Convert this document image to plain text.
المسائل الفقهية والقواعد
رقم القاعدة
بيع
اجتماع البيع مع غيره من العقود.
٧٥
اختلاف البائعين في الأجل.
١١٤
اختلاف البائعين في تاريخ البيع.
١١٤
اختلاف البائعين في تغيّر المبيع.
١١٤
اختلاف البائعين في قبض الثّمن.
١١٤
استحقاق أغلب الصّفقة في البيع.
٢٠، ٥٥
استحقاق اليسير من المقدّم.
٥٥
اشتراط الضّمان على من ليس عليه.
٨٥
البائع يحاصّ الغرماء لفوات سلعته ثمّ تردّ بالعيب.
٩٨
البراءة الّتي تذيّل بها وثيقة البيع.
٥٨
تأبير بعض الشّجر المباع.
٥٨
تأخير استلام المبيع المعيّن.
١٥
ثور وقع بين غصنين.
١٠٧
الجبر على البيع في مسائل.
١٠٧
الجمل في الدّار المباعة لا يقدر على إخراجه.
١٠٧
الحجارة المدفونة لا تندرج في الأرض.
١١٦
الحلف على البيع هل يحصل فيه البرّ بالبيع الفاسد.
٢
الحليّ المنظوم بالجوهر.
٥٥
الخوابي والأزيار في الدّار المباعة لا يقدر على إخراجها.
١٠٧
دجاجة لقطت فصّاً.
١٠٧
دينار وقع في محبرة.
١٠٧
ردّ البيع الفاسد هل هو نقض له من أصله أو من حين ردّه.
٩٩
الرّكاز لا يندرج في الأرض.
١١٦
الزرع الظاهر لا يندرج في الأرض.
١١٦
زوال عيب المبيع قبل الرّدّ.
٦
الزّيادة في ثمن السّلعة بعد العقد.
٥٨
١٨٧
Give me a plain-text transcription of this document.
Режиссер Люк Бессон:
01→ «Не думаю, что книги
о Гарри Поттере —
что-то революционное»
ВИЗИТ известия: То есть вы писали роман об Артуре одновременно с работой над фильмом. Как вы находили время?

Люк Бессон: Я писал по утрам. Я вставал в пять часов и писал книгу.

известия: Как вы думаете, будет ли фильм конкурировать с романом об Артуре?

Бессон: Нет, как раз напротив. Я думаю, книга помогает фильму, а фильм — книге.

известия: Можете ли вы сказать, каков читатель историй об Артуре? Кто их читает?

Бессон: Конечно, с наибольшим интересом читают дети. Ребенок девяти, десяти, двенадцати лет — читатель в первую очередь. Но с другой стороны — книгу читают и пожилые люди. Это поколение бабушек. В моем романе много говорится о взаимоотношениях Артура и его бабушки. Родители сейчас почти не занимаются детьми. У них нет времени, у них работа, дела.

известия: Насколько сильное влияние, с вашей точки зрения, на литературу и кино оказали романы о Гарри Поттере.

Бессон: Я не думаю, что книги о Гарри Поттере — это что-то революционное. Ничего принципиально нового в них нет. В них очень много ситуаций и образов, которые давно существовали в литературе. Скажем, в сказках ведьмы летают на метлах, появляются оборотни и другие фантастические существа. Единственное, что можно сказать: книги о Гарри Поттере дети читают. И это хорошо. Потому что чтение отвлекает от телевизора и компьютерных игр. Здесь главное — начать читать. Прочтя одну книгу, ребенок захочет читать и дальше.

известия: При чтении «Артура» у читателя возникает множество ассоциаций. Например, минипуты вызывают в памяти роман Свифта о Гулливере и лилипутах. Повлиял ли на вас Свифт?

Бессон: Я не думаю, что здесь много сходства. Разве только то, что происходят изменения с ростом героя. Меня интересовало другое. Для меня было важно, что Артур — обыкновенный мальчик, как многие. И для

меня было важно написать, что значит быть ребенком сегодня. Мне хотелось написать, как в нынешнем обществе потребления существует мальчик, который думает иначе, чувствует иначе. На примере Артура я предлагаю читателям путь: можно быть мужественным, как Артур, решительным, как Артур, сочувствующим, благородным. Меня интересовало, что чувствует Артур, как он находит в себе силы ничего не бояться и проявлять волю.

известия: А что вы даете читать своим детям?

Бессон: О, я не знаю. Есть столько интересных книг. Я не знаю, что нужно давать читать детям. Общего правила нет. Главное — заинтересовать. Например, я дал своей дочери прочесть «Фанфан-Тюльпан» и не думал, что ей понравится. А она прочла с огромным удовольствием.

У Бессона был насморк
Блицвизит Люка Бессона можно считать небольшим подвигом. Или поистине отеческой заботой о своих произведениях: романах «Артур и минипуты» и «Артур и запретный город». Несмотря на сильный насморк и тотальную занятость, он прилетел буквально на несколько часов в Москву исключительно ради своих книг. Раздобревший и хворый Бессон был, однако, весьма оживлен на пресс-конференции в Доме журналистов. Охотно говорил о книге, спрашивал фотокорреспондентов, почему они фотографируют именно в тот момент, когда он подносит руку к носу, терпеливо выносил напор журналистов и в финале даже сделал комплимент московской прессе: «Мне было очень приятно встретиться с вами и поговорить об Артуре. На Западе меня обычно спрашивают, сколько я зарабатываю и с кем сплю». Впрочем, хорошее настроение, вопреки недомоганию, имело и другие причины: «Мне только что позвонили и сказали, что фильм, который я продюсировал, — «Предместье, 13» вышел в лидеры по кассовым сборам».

+---+

Set exercise — Repeat every entry exactly, please.

Task result —
Convert this document image to plain text.
المسائل الفقهية والقواعد
رقم القاعدة
بيع
اجتماع البيع مع غيره من العقود.
٧٥
اختلاف البائعين في الأجل.
١١٤
اختلاف البائعين في تاريخ البيع.
١١٤
اختلاف البائعين في تغيّر المبيع.
١١٤
اختلاف البائعين في قبض الثّمن.
١١٤
استحقاق أغلب الصّفقة في البيع.
٢٠، ٥٥
استحقاق اليسير من المقدّم.
٥٥
اشتراط الضّمان على من ليس عليه.
٨٥
البائع يحاصّ الغرماء لفوات سلعته ثمّ تردّ بالعيب.
٩٨
البراءة الّتي تذيّل بها وثيقة البيع.
٥٨
تأبير بعض الشّجر المباع.
٥٨
تأخير استلام المبيع المعيّن.
١٥
ثور وقع بين غصنين.
١٠٧
الجبر على البيع في مسائل.
١٠٧
الجمل في الدّار المباعة لا يقدر على إخراجه.
١٠٧
الحجارة المدفونة لا تندرج في الأرض.
١١٦
الحلف على البيع هل يحصل فيه البرّ بالبيع الفاسد.
٢
الحليّ المنظوم بالجوهر.
٥٥
الخوابي والأزيار في الدّار المباعة لا يقدر على إخراجها.
١٠٧
دجاجة لقطت فصّاً.
١٠٧
دينار وقع في محبرة.
١٠٧
ردّ البيع الفاسد هل هو نقض له من أصله أو من حين ردّه.
٩٩
الرّكاز لا يندرج في الأرض.
١١٦
الزرع الظاهر لا يندرج في الأرض.
١١٦
زوال عيب المبيع قبل الرّدّ.
٦
الزّيادة في ثمن السّلعة بعد العقد.
٥٨
١٨٧
Give me a plain-text transcription of this document.
Режиссер Люк Бессон:
01→ «Не думаю, что книги
о Гарри Поттере —
что-то революционное»
ВИЗИТ известия: То есть вы писали роман об Артуре одновременно с работой над фильмом. Как вы находили время?

Люк Бессон: Я писал по утрам. Я вставал в пять часов и писал книгу.

известия: Как вы думаете, будет ли фильм конкурировать с романом об Артуре?

Бессон: Нет, как раз напротив. Я думаю, книга помогает фильму, а фильм — книге.

известия: Можете ли вы сказать, каков читатель историй об Артуре? Кто их читает?

Бессон: Конечно, с наибольшим интересом читают дети. Ребенок девяти, десяти, двенадцати лет — читатель в первую очередь. Но с другой стороны — книгу читают и пожилые люди. Это поколение бабушек. В моем романе много говорится о взаимоотношениях Артура и его бабушки. Родители сейчас почти не занимаются детьми. У них нет времени, у них работа, дела.

известия: Насколько сильное влияние, с вашей точки зрения, на литературу и кино оказали романы о Гарри Поттере.

Бессон: Я не думаю, что книги о Гарри Поттере — это что-то революционное. Ничего принципиально нового в них нет. В них очень много ситуаций и образов, которые давно существовали в литературе. Скажем, в сказках ведьмы летают на метлах, появляются оборотни и другие фантастические существа. Единственное, что можно сказать: книги о Гарри Поттере дети читают. И это хорошо. Потому что чтение отвлекает от телевизора и компьютерных игр. Здесь главное — начать читать. Прочтя одну книгу, ребенок захочет читать и дальше.

известия: При чтении «Артура» у читателя возникает множество ассоциаций. Например, минипуты вызывают в памяти роман Свифта о Гулливере и лилипутах. Повлиял ли на вас Свифт?

Бессон: Я не думаю, что здесь много сходства. Разве только то, что происходят изменения с ростом героя. Меня интересовало другое. Для меня было важно, что Артур — обыкновенный мальчик, как многие. И для

меня было важно написать, что значит быть ребенком сегодня. Мне хотелось написать, как в нынешнем обществе потребления существует мальчик, который думает иначе, чувствует иначе. На примере Артура я предлагаю читателям путь: можно быть мужественным, как Артур, решительным, как Артур, сочувствующим, благородным. Меня интересовало, что чувствует Артур, как он находит в себе силы ничего не бояться и проявлять волю.

известия: А что вы даете читать своим детям?

Бессон: О, я не знаю. Есть столько интересных книг. Я не знаю, что нужно давать читать детям. Общего правила нет. Главное — заинтересовать. Например, я дал своей дочери прочесть «Фанфан-Тюльпан» и не думал, что ей понравится. А она прочла с огромным удовольствием.

У Бессона был насморк
Блицвизит Люка Бессона можно считать небольшим подвигом. Или поистине отеческой заботой о своих произведениях: романах «Артур и минипуты» и «Артур и запретный город». Несмотря на сильный насморк и тотальную занятость, он прилетел буквально на несколько часов в Москву исключительно ради своих книг. Раздобревший и хворый Бессон был, однако, весьма оживлен на пресс-конференции в Доме журналистов. Охотно говорил о книге, спрашивал фотокорреспондентов, почему они фотографируют именно в тот момент, когда он подносит руку к носу, терпеливо выносил напор журналистов и в финале даже сделал комплимент московской прессе: «Мне было очень приятно встретиться с вами и поговорить об Артуре. На Западе меня обычно спрашивают, сколько я зарабатываю и с кем сплю». Впрочем, хорошее настроение, вопреки недомоганию, имело и другие причины: «Мне только что позвонили и сказали, что фильм, который я продюсировал, — «Предместье, 13» вышел в лидеры по кассовым сборам».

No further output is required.